── Data to process

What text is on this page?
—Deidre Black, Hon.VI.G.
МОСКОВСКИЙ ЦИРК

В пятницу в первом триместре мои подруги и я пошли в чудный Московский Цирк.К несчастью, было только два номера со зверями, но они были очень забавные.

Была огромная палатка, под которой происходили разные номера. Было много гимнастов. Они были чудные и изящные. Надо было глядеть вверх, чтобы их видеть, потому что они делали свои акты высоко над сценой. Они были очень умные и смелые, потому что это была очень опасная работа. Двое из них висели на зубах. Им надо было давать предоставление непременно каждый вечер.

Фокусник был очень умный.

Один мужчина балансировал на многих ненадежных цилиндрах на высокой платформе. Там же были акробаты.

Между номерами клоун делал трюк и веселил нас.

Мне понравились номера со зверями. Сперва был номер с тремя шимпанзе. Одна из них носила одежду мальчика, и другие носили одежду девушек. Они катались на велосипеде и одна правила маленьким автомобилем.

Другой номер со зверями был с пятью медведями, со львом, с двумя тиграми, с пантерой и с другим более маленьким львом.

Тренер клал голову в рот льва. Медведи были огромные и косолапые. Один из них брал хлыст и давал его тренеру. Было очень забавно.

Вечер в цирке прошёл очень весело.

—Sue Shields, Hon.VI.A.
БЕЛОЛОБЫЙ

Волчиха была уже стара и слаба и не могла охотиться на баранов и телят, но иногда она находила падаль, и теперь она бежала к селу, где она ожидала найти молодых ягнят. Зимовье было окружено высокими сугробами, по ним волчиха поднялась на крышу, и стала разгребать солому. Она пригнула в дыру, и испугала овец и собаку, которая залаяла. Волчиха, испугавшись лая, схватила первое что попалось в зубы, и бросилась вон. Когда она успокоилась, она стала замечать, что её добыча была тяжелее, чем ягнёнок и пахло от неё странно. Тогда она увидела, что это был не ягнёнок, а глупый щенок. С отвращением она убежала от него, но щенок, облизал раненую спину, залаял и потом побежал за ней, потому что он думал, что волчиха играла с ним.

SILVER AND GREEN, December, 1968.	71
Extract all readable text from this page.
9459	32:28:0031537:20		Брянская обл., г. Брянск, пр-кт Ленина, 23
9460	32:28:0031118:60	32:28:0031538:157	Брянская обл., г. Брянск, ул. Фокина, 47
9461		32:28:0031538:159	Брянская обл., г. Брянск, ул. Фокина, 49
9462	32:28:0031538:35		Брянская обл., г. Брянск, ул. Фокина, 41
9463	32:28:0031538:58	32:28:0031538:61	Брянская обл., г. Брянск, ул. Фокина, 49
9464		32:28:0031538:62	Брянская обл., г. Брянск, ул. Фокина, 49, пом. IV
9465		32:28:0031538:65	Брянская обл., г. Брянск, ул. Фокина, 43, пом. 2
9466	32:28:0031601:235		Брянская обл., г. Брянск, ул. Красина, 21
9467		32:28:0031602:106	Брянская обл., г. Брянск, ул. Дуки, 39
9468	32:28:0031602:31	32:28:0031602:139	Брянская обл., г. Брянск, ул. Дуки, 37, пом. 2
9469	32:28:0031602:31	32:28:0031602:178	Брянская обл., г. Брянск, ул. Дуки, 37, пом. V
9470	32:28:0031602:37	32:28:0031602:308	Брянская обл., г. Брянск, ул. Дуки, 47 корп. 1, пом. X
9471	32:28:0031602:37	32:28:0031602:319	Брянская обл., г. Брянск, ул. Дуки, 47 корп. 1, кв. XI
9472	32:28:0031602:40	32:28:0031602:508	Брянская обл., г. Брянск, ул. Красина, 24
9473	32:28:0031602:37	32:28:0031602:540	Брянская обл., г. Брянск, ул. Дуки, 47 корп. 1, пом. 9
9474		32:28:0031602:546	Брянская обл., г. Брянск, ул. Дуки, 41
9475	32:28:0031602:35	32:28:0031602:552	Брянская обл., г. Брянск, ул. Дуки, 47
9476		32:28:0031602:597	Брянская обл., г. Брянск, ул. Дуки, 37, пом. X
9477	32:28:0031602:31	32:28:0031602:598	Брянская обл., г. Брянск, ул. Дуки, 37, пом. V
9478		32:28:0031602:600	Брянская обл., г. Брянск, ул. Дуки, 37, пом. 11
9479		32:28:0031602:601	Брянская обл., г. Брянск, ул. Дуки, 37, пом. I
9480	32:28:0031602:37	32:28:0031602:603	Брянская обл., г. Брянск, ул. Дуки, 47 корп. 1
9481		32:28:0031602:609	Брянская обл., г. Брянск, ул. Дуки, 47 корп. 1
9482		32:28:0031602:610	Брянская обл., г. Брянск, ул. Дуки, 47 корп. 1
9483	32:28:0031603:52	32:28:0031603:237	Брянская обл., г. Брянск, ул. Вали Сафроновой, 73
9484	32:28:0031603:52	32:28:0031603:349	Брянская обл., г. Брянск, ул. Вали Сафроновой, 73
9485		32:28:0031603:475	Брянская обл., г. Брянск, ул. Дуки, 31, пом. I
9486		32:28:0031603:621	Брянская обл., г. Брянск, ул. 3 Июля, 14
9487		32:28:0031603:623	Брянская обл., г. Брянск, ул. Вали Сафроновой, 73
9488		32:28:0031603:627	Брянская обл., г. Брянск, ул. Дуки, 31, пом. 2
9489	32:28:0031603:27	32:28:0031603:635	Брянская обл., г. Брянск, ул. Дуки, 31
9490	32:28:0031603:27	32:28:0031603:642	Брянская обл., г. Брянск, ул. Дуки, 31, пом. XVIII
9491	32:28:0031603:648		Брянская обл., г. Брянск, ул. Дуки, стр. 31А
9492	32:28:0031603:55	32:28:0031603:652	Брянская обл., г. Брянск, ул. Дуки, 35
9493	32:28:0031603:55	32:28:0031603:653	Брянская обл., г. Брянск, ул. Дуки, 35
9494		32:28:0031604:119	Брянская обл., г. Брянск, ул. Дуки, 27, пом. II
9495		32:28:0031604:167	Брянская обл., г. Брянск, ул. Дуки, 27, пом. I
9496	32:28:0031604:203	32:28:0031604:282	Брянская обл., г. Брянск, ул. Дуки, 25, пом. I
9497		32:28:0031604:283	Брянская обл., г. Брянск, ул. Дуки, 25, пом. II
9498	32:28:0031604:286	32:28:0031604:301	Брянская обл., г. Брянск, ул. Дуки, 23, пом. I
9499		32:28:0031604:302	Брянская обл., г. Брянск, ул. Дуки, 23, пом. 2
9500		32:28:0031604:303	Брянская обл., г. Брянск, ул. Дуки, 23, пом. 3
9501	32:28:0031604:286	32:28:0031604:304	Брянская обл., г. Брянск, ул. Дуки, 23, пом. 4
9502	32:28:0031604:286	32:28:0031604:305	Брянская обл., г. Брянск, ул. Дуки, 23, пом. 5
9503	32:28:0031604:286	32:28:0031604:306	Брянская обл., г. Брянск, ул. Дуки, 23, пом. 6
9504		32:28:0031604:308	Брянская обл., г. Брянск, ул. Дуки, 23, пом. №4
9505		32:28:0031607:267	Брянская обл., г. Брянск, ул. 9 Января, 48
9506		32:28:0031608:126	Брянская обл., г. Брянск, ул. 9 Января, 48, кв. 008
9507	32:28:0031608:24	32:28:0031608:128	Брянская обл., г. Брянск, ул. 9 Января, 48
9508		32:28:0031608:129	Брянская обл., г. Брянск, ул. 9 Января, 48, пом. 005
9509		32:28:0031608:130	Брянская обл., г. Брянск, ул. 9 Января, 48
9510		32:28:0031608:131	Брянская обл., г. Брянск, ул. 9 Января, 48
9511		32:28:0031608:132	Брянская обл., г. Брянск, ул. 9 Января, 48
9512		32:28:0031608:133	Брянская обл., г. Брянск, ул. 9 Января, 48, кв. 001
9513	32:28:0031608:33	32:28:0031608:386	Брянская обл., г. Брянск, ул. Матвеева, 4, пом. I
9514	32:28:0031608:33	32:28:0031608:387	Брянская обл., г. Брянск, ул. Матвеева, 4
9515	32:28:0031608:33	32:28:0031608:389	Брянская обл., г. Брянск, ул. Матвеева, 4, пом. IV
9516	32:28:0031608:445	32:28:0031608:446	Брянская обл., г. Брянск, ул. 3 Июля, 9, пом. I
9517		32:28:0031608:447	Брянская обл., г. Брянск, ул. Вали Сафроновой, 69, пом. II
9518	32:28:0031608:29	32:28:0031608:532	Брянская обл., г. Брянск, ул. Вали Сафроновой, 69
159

────

## What you are asked to do
List all lines above in which the string "зверями" appears.

## Solution to this exercise
В пятницу в первом триместре мои подруги и я пошли в чудный Московский Цирк.К несчастью, было только два номера со зверями, но они были очень забавные.
Мне понравились номера со зверями. Сперва был номер с тремя шимпанзе. Одна из них носила одежду мальчика, и другие носили одежду девушек. Они катались на велосипеде и одна правила маленьким автомобилем.
Другой номер со зверями был с пятью медведями, со львом, с двумя тиграми, с пантерой и с другим более маленьким львом.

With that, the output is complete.